■ Supplied entries
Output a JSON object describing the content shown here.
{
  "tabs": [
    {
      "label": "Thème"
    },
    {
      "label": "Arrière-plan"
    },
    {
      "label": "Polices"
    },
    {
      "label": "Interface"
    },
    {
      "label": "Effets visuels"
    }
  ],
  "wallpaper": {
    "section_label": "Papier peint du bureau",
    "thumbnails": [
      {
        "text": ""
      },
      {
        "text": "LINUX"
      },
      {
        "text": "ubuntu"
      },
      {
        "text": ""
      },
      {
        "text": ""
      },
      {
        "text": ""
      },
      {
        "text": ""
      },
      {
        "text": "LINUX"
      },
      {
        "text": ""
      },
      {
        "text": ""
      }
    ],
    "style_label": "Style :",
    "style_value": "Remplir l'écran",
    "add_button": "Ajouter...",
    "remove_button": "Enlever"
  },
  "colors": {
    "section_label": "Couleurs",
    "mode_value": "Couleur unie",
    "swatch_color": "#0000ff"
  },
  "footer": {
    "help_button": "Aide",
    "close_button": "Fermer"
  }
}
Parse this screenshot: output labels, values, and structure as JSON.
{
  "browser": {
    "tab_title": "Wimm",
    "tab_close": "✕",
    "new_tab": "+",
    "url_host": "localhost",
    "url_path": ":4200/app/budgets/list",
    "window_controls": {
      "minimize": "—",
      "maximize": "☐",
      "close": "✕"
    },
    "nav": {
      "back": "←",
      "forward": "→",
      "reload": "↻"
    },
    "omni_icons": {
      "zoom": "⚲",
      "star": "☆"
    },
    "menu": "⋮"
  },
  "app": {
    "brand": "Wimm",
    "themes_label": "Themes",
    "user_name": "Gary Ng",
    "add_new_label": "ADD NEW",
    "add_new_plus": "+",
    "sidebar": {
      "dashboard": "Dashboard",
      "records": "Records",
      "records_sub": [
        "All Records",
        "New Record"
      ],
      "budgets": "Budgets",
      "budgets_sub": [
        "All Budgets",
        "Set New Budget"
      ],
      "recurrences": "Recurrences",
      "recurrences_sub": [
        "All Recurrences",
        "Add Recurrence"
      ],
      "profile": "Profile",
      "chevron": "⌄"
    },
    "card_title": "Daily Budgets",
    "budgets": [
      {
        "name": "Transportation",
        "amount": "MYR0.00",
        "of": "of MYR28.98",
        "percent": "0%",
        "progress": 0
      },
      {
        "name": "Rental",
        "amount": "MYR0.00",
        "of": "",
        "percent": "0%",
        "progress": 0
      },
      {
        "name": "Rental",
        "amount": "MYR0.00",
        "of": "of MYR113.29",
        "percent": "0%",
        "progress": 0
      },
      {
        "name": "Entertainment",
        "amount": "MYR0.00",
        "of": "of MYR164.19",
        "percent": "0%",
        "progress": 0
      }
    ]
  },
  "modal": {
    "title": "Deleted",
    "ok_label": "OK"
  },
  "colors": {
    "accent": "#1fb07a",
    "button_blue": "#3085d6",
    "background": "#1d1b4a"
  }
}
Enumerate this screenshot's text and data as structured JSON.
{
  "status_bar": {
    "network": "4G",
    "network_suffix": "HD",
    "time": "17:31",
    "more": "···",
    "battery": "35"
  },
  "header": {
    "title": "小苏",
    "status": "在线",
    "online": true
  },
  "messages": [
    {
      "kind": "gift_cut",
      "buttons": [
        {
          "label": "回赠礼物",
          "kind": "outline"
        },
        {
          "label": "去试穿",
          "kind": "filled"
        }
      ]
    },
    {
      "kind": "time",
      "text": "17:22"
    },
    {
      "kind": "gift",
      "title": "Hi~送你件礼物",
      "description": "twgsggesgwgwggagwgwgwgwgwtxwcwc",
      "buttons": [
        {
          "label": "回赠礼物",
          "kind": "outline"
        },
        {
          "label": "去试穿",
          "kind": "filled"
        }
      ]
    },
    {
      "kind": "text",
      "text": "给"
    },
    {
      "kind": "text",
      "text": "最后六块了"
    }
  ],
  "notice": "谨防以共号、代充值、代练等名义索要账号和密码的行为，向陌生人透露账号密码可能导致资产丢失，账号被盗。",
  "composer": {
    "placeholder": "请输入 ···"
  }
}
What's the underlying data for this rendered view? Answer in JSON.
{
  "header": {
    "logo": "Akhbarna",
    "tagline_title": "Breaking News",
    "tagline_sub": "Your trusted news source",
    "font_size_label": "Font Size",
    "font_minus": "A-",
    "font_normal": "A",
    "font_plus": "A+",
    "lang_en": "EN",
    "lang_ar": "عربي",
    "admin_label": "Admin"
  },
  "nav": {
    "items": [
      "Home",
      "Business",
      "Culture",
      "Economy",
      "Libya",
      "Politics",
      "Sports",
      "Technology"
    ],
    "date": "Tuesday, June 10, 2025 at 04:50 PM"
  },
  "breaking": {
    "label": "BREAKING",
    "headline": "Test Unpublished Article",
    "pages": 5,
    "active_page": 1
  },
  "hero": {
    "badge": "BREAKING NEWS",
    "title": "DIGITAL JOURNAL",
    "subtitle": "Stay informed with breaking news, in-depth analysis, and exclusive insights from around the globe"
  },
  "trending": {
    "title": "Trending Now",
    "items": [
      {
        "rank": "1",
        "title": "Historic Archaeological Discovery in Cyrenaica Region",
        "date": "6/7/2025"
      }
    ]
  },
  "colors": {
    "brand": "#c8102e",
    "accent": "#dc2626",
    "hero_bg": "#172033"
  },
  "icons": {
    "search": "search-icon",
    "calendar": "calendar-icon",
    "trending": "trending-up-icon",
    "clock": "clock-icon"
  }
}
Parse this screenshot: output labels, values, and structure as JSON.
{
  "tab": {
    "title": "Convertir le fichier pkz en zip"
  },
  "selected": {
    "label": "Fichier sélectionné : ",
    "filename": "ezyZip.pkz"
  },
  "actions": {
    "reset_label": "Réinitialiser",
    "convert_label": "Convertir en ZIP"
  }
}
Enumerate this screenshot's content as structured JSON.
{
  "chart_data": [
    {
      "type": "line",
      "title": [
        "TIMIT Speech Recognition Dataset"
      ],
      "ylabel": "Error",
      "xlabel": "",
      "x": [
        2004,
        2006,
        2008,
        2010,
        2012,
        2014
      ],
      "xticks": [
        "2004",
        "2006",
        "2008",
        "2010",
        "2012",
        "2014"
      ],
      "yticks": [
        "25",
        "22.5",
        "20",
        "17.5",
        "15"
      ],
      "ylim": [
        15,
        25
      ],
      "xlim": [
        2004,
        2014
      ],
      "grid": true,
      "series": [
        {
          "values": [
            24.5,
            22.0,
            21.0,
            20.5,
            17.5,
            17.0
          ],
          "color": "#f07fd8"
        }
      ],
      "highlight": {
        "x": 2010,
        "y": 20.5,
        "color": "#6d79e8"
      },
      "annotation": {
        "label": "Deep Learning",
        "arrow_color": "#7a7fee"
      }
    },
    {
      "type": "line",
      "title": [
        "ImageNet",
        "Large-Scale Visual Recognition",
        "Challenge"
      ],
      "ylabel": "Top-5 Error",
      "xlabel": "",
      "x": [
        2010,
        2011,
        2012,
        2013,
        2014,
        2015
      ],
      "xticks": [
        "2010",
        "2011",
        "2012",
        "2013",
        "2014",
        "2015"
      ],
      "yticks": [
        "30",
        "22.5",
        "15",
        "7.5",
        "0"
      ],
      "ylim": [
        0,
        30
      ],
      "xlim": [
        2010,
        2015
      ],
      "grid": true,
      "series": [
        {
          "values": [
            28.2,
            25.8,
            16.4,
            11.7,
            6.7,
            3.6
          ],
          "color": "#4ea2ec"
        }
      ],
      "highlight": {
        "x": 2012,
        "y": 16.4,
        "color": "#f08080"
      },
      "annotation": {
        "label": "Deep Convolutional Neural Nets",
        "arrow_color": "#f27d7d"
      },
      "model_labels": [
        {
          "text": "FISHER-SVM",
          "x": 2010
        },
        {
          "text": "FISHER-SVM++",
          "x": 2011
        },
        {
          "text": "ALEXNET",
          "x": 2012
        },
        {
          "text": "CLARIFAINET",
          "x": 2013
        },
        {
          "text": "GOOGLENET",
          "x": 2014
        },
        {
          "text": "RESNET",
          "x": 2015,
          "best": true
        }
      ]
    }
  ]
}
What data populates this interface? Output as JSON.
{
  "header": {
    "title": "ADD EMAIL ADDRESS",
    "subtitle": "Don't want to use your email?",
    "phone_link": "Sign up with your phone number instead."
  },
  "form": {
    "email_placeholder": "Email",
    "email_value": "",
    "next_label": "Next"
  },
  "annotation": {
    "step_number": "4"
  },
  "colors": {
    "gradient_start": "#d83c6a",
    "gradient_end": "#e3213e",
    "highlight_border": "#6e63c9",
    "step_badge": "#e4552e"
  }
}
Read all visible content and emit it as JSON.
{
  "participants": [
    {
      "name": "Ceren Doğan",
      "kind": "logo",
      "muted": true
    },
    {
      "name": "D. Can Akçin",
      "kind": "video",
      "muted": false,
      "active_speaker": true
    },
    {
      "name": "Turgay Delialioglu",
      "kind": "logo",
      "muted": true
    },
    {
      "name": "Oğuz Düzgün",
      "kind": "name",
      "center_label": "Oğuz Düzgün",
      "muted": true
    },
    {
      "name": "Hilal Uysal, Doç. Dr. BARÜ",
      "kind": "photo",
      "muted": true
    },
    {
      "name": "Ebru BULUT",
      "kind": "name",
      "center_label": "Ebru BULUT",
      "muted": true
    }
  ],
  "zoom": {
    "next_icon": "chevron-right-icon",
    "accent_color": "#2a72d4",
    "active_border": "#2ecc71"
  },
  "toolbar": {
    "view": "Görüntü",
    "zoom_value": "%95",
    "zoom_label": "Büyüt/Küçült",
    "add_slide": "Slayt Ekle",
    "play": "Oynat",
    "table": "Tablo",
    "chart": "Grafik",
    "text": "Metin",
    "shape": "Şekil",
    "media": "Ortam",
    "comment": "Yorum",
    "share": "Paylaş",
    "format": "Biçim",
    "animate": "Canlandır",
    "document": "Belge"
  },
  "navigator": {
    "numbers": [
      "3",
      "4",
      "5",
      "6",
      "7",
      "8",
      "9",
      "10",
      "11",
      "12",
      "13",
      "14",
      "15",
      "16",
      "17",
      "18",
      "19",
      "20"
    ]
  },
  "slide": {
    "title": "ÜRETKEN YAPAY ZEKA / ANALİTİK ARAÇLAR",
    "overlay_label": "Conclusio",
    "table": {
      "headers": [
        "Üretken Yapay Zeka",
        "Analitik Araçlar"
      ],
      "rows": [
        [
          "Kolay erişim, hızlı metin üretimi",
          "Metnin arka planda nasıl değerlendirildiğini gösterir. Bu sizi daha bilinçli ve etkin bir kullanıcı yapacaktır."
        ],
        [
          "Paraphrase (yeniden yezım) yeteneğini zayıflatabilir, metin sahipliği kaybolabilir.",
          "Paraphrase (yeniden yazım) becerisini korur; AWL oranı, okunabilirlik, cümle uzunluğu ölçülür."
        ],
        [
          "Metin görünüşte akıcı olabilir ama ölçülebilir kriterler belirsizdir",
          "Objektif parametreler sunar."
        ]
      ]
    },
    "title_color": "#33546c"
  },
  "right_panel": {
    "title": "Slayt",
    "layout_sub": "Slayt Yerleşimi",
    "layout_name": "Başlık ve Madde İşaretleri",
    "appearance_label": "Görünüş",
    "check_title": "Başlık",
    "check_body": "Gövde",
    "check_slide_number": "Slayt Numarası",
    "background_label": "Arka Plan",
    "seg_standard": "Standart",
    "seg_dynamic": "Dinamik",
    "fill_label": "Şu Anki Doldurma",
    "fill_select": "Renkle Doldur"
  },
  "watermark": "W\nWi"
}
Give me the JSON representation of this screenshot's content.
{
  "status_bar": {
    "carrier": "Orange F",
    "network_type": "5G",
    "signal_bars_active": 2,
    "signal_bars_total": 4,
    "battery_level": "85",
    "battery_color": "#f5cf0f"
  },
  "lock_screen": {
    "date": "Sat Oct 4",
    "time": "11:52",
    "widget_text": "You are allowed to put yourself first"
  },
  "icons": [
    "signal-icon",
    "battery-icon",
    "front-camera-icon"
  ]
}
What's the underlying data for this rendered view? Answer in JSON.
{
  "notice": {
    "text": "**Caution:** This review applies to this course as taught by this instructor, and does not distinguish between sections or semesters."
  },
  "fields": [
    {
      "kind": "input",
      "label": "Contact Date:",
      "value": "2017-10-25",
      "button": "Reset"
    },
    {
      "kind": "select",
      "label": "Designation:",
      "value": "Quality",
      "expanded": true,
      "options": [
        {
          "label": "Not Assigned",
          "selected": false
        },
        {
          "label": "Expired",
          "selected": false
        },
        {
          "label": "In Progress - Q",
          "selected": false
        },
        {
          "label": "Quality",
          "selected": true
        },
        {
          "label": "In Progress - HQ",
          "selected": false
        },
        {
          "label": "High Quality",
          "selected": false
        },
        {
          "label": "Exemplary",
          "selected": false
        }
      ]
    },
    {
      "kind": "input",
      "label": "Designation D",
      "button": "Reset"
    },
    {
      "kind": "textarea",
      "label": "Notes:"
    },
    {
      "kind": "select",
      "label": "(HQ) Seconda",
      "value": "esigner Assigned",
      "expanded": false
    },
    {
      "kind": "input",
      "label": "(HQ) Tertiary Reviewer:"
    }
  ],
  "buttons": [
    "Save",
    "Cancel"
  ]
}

■ Given task
Among the lines above, count those containing the word "structured" and give nothing but the result.

■ Output below
2